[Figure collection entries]
○ ○ ○ ○

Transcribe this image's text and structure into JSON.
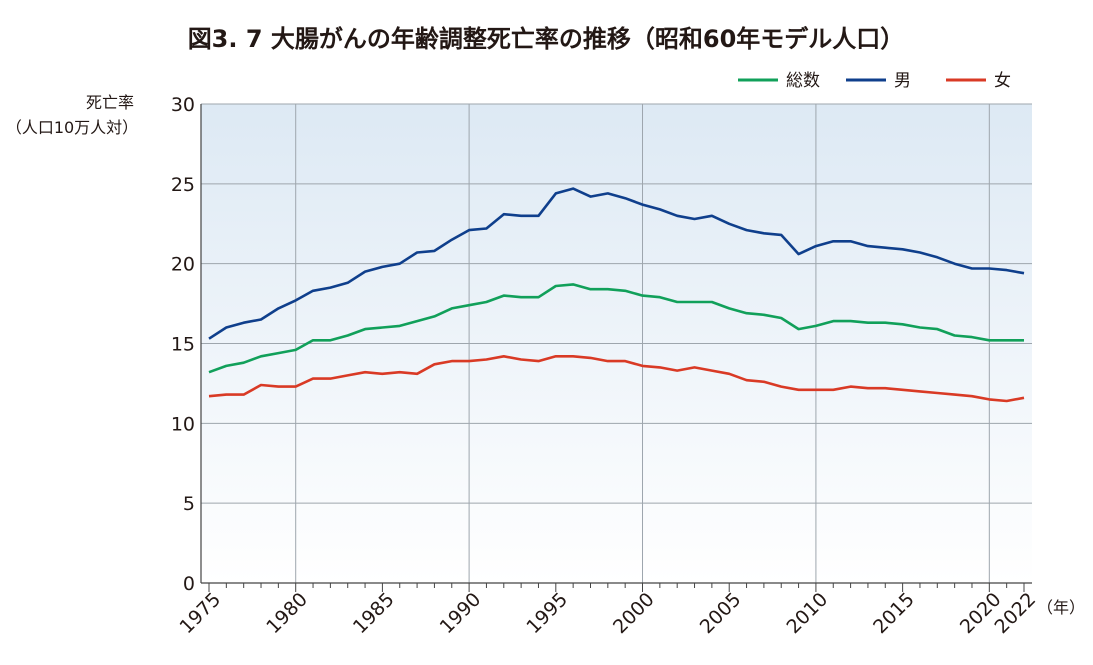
{
  "chart_data": {
    "type": "line",
    "title": "図3. 7 大腸がんの年齢調整死亡率の推移（昭和60年モデル人口）",
    "ylabel_lines": [
      "死亡率",
      "（人口10万人対）"
    ],
    "xunit": "（年）",
    "xlim": [
      1975,
      2022
    ],
    "ylim": [
      0,
      30
    ],
    "yticks": [
      0,
      5,
      10,
      15,
      20,
      25,
      30
    ],
    "xticks": [
      1975,
      1980,
      1985,
      1990,
      1995,
      2000,
      2005,
      2010,
      2015,
      2020,
      2022
    ],
    "grid": true,
    "legend_position": "top-right",
    "x": [
      1975,
      1976,
      1977,
      1978,
      1979,
      1980,
      1981,
      1982,
      1983,
      1984,
      1985,
      1986,
      1987,
      1988,
      1989,
      1990,
      1991,
      1992,
      1993,
      1994,
      1995,
      1996,
      1997,
      1998,
      1999,
      2000,
      2001,
      2002,
      2003,
      2004,
      2005,
      2006,
      2007,
      2008,
      2009,
      2010,
      2011,
      2012,
      2013,
      2014,
      2015,
      2016,
      2017,
      2018,
      2019,
      2020,
      2021,
      2022
    ],
    "series": [
      {
        "name": "総数",
        "color": "#11a05a",
        "values": [
          13.2,
          13.6,
          13.8,
          14.2,
          14.4,
          14.6,
          15.2,
          15.2,
          15.5,
          15.9,
          16.0,
          16.1,
          16.4,
          16.7,
          17.2,
          17.4,
          17.6,
          18.0,
          17.9,
          17.9,
          18.6,
          18.7,
          18.4,
          18.4,
          18.3,
          18.0,
          17.9,
          17.6,
          17.6,
          17.6,
          17.2,
          16.9,
          16.8,
          16.6,
          15.9,
          16.1,
          16.4,
          16.4,
          16.3,
          16.3,
          16.2,
          16.0,
          15.9,
          15.5,
          15.4,
          15.2,
          15.2,
          15.2
        ]
      },
      {
        "name": "男",
        "color": "#0f3f8c",
        "values": [
          15.3,
          16.0,
          16.3,
          16.5,
          17.2,
          17.7,
          18.3,
          18.5,
          18.8,
          19.5,
          19.8,
          20.0,
          20.7,
          20.8,
          21.5,
          22.1,
          22.2,
          23.1,
          23.0,
          23.0,
          24.4,
          24.7,
          24.2,
          24.4,
          24.1,
          23.7,
          23.4,
          23.0,
          22.8,
          23.0,
          22.5,
          22.1,
          21.9,
          21.8,
          20.6,
          21.1,
          21.4,
          21.4,
          21.1,
          21.0,
          20.9,
          20.7,
          20.4,
          20.0,
          19.7,
          19.7,
          19.6,
          19.4
        ]
      },
      {
        "name": "女",
        "color": "#d93a25",
        "values": [
          11.7,
          11.8,
          11.8,
          12.4,
          12.3,
          12.3,
          12.8,
          12.8,
          13.0,
          13.2,
          13.1,
          13.2,
          13.1,
          13.7,
          13.9,
          13.9,
          14.0,
          14.2,
          14.0,
          13.9,
          14.2,
          14.2,
          14.1,
          13.9,
          13.9,
          13.6,
          13.5,
          13.3,
          13.5,
          13.3,
          13.1,
          12.7,
          12.6,
          12.3,
          12.1,
          12.1,
          12.1,
          12.3,
          12.2,
          12.2,
          12.1,
          12.0,
          11.9,
          11.8,
          11.7,
          11.5,
          11.4,
          11.6
        ]
      }
    ]
  }
}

○ ○ ○ ○

Gather every line containing the word "color" and copy it.

        "color": "#11a05a",
        "color": "#0f3f8c",
        "color": "#d93a25",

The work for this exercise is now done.